What follows is a set of entries. Repeat them exactly, but not their pictures.

Extracted data entries
------------
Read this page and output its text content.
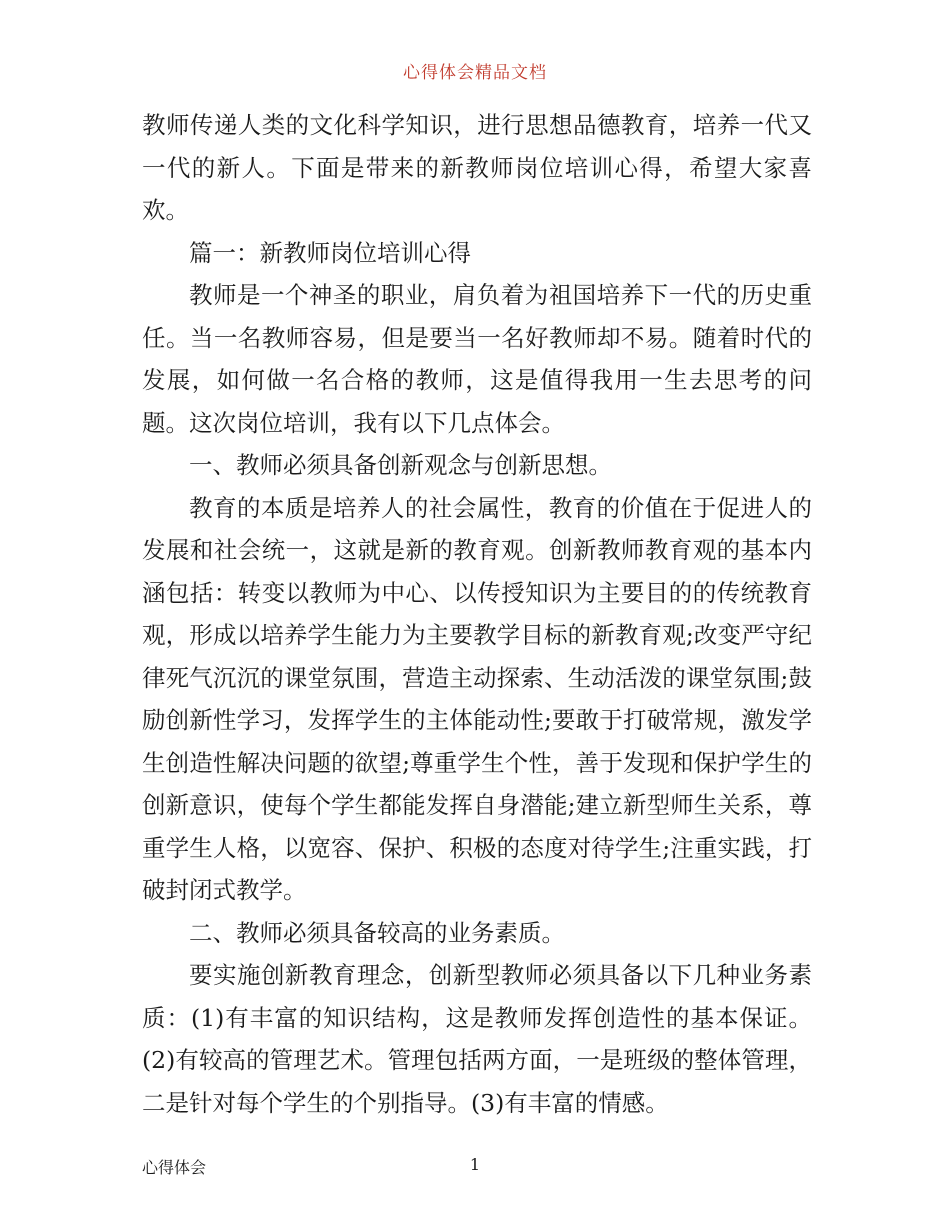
心得体会精品文档

教师传递人类的文化科学知识，进行思想品德教育，培养一代又一代的新人。下面是带来的新教师岗位培训心得，希望大家喜欢。

篇一：新教师岗位培训心得

教师是一个神圣的职业，肩负着为祖国培养下一代的历史重任。当一名教师容易，但是要当一名好教师却不易。随着时代的发展，如何做一名合格的教师，这是值得我用一生去思考的问题。这次岗位培训，我有以下几点体会。

一、教师必须具备创新观念与创新思想。

教育的本质是培养人的社会属性，教育的价值在于促进人的发展和社会统一，这就是新的教育观。创新教师教育观的基本内涵包括：转变以教师为中心、以传授知识为主要目的的传统教育观，形成以培养学生能力为主要教学目标的新教育观;改变严守纪律死气沉沉的课堂氛围，营造主动探索、生动活泼的课堂氛围;鼓励创新性学习，发挥学生的主体能动性;要敢于打破常规，激发学生创造性解决问题的欲望;尊重学生个性，善于发现和保护学生的创新意识，使每个学生都能发挥自身潜能;建立新型师生关系，尊重学生人格，以宽容、保护、积极的态度对待学生;注重实践，打破封闭式教学。

二、教师必须具备较高的业务素质。

要实施创新教育理念，创新型教师必须具备以下几种业务素质：(1)有丰富的知识结构，这是教师发挥创造性的基本保证。(2)有较高的管理艺术。管理包括两方面，一是班级的整体管理，二是针对每个学生的个别指导。(3)有丰富的情感。

心得体会	1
------------
ANSWER TO THIS TASK:
Read this page and output its text content.
心得体会精品文档

教师传递人类的文化科学知识，进行思想品德教育，培养一代又一代的新人。下面是带来的新教师岗位培训心得，希望大家喜欢。

篇一：新教师岗位培训心得

教师是一个神圣的职业，肩负着为祖国培养下一代的历史重任。当一名教师容易，但是要当一名好教师却不易。随着时代的发展，如何做一名合格的教师，这是值得我用一生去思考的问题。这次岗位培训，我有以下几点体会。

一、教师必须具备创新观念与创新思想。

教育的本质是培养人的社会属性，教育的价值在于促进人的发展和社会统一，这就是新的教育观。创新教师教育观的基本内涵包括：转变以教师为中心、以传授知识为主要目的的传统教育观，形成以培养学生能力为主要教学目标的新教育观;改变严守纪律死气沉沉的课堂氛围，营造主动探索、生动活泼的课堂氛围;鼓励创新性学习，发挥学生的主体能动性;要敢于打破常规，激发学生创造性解决问题的欲望;尊重学生个性，善于发现和保护学生的创新意识，使每个学生都能发挥自身潜能;建立新型师生关系，尊重学生人格，以宽容、保护、积极的态度对待学生;注重实践，打破封闭式教学。

二、教师必须具备较高的业务素质。

要实施创新教育理念，创新型教师必须具备以下几种业务素质：(1)有丰富的知识结构，这是教师发挥创造性的基本保证。(2)有较高的管理艺术。管理包括两方面，一是班级的整体管理，二是针对每个学生的个别指导。(3)有丰富的情感。

心得体会	1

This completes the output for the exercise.